## What is needed
Recast the material from the line containing "seal-stamp: [966, 1457, 1208, 1657]" to the line containing "body-line-14: September zum", both included, as a Markdown table with a Row column for the row number and an Entry column for the line, leaving out any blank lines.

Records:
— BEGIN —
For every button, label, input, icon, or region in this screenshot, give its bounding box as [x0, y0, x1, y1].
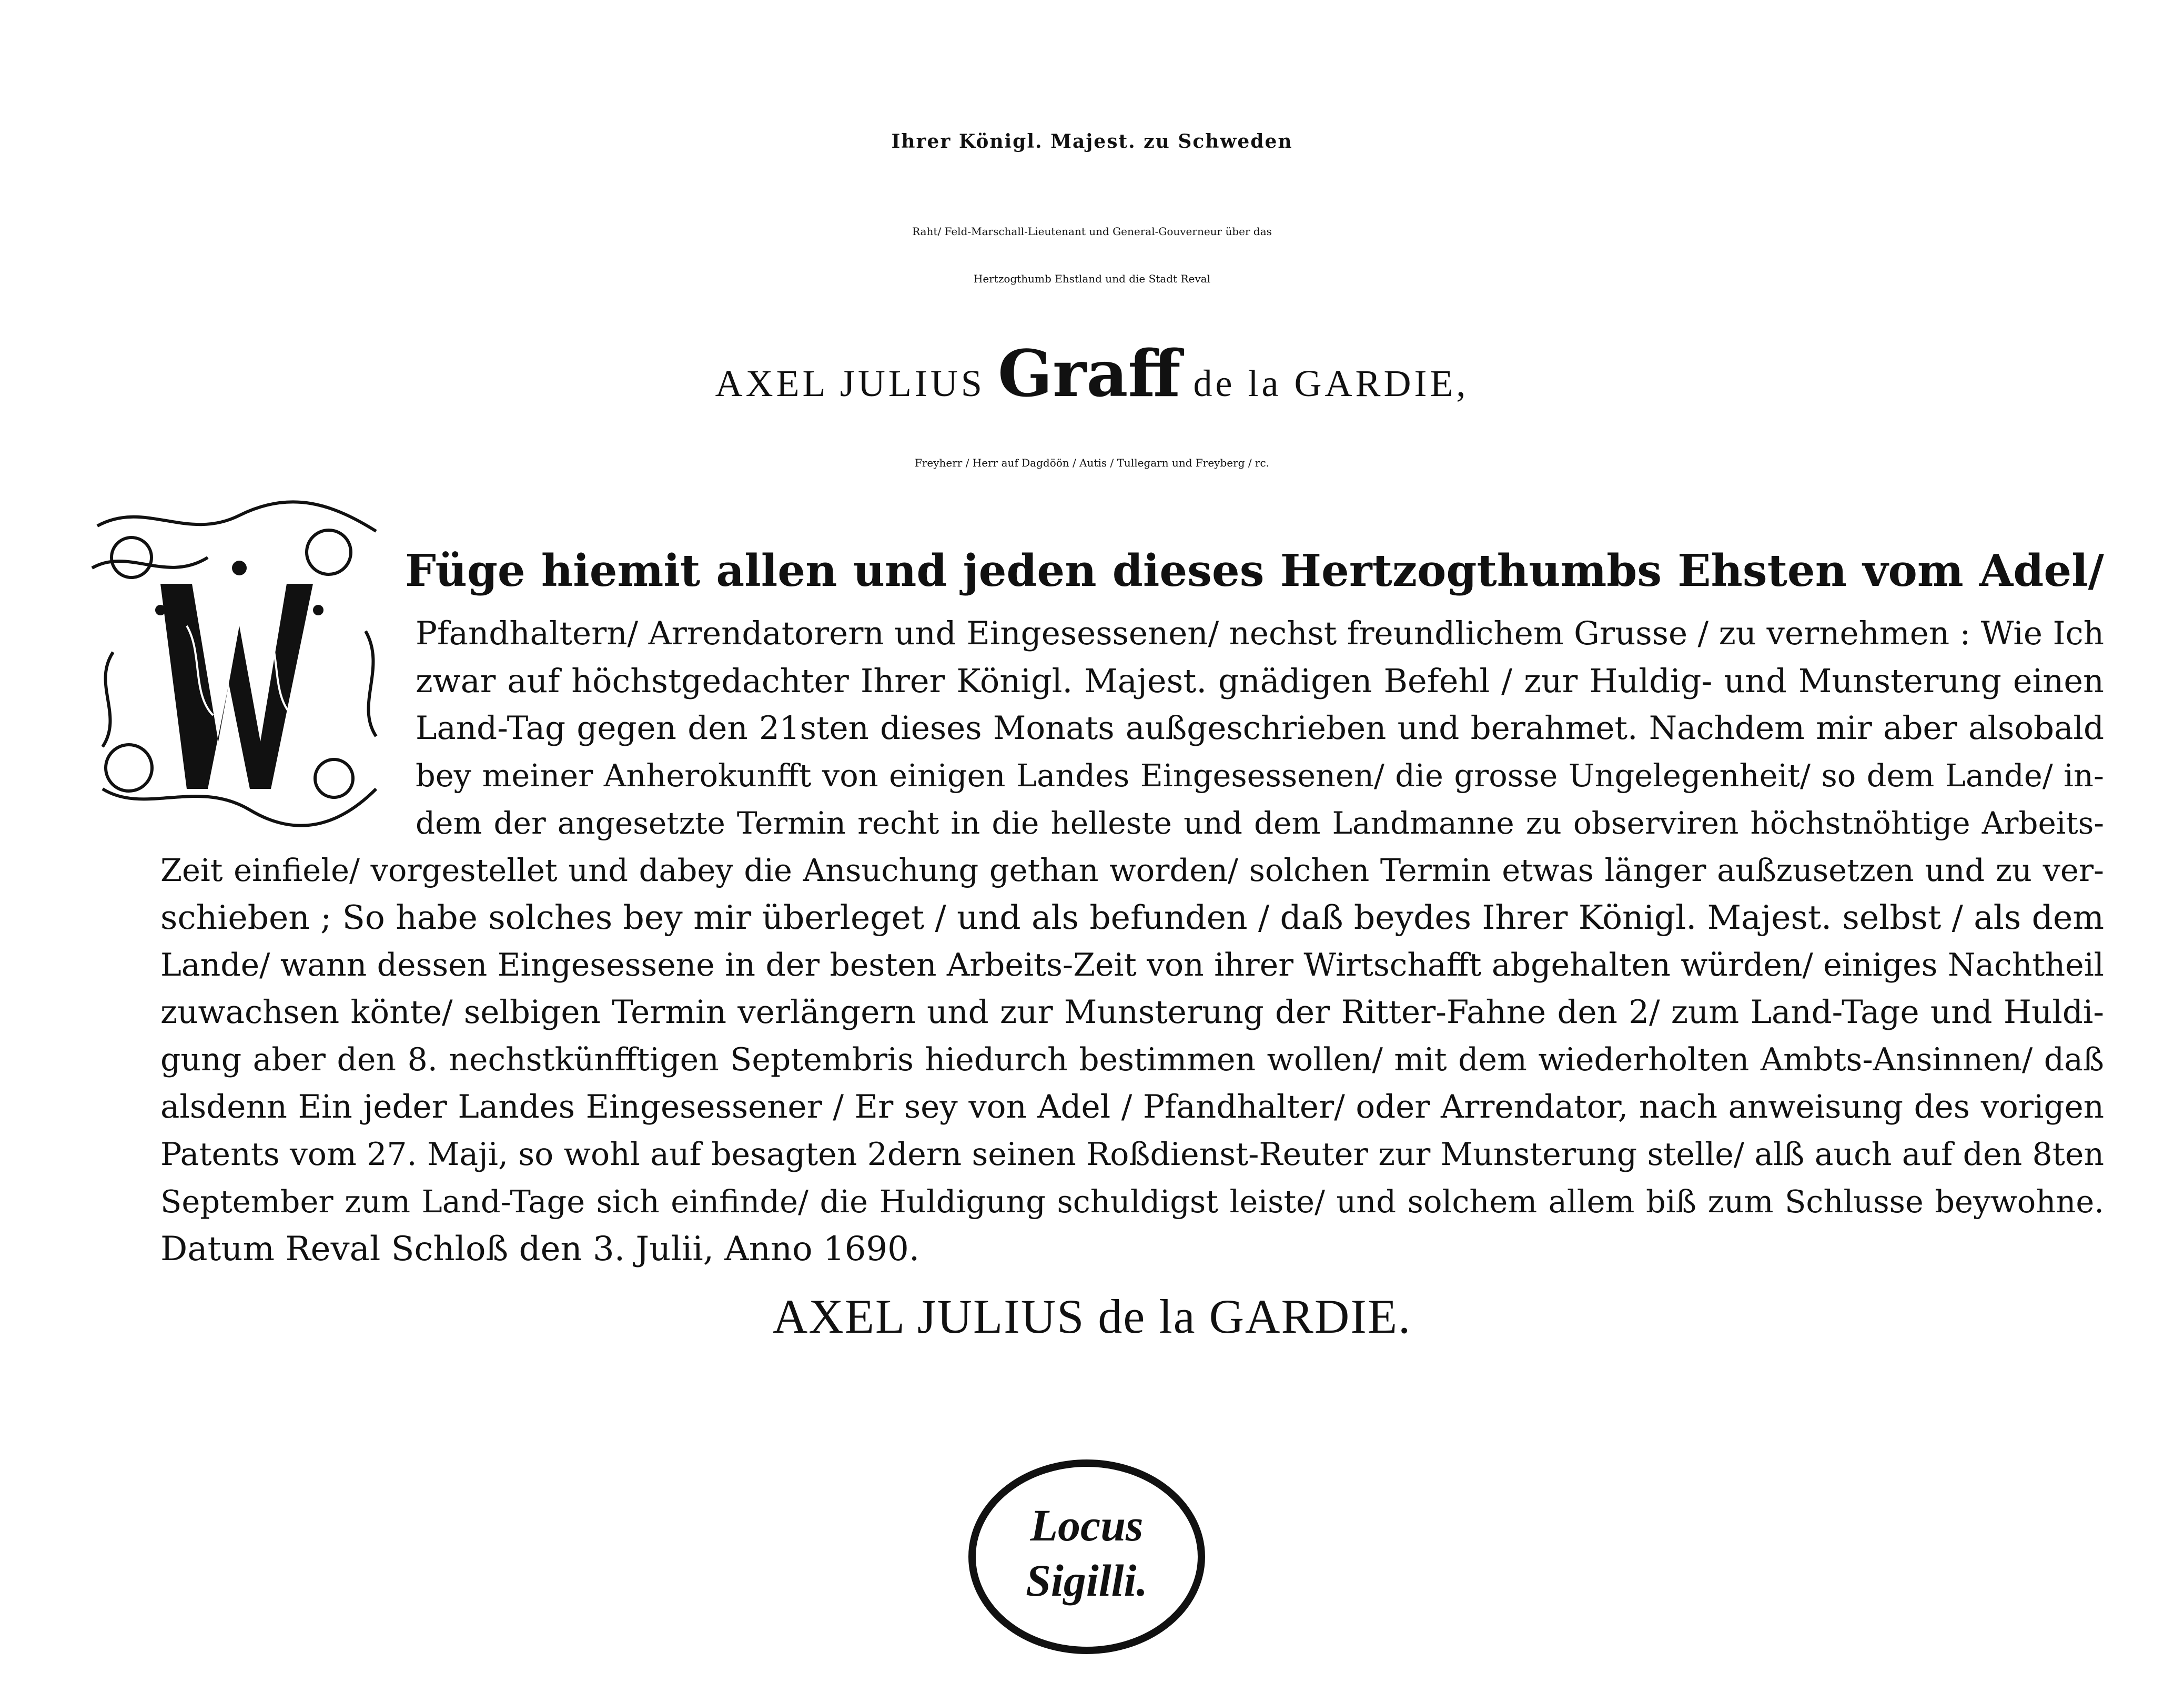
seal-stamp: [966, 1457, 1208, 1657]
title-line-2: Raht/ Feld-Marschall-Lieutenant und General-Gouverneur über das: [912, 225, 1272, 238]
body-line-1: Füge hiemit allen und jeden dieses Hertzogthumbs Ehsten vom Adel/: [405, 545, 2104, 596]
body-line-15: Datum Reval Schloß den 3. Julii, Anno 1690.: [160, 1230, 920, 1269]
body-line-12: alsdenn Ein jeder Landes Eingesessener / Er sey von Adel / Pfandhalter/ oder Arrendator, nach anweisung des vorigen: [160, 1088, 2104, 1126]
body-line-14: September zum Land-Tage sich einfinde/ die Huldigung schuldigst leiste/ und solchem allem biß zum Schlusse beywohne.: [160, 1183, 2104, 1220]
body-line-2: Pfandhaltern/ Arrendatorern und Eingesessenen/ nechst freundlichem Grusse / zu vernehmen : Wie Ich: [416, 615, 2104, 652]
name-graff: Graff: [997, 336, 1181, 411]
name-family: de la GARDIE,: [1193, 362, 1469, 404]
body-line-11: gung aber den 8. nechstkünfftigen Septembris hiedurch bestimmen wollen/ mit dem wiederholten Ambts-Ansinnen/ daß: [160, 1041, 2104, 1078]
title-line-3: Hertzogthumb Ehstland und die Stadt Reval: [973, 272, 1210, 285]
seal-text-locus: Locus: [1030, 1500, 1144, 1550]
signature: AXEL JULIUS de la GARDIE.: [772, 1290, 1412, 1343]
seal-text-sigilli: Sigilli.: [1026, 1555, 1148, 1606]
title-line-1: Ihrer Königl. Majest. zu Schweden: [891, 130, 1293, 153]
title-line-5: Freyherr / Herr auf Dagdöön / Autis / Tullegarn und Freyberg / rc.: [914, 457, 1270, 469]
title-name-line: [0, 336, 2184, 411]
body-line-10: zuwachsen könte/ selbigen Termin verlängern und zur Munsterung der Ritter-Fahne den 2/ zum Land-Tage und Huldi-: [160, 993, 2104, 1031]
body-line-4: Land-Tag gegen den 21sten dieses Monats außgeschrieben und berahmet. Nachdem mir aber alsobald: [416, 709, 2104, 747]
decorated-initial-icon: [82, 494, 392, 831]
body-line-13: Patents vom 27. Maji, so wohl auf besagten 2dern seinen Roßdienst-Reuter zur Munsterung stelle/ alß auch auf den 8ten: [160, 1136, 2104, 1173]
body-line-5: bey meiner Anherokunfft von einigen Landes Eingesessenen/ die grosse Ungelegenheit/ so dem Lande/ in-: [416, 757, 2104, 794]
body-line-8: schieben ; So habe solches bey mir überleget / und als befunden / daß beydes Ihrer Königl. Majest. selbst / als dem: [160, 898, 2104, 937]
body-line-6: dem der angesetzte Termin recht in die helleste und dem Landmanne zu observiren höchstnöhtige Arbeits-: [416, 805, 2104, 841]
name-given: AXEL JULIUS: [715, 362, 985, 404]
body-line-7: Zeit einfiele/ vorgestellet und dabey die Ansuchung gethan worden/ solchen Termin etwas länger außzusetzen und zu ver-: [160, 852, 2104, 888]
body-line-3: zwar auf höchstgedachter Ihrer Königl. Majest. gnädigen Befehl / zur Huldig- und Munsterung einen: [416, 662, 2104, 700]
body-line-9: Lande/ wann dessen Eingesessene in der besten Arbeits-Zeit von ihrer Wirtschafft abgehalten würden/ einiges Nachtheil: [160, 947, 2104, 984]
— END —
## Task answer
| Row | Entry |
|---|---|
| 1 | seal-stamp: [966, 1457, 1208, 1657] |
| 2 | title-line-2: Raht/ Feld-Marschall-Lieutenant und General-Gouverneur über das: [912, 225, 1272, 238] |
| 3 | body-line-1: Füge hiemit allen und jeden dieses Hertzogthumbs Ehsten vom Adel/: [405, 545, 2104, 596] |
| 4 | body-line-15: Datum Reval Schloß den 3. Julii, Anno 1690.: [160, 1230, 920, 1269] |
| 5 | body-line-12: alsdenn Ein jeder Landes Eingesessener / Er sey von Adel / Pfandhalter/ oder Arrendator, nach anweisung des vorigen: [160, 1088, 2104, 1126] |
| 6 | body-line-14: September zum Land-Tage sich einfinde/ die Huldigung schuldigst leiste/ und solchem allem biß zum Schlusse beywohne.: [160, 1183, 2104, 1220] |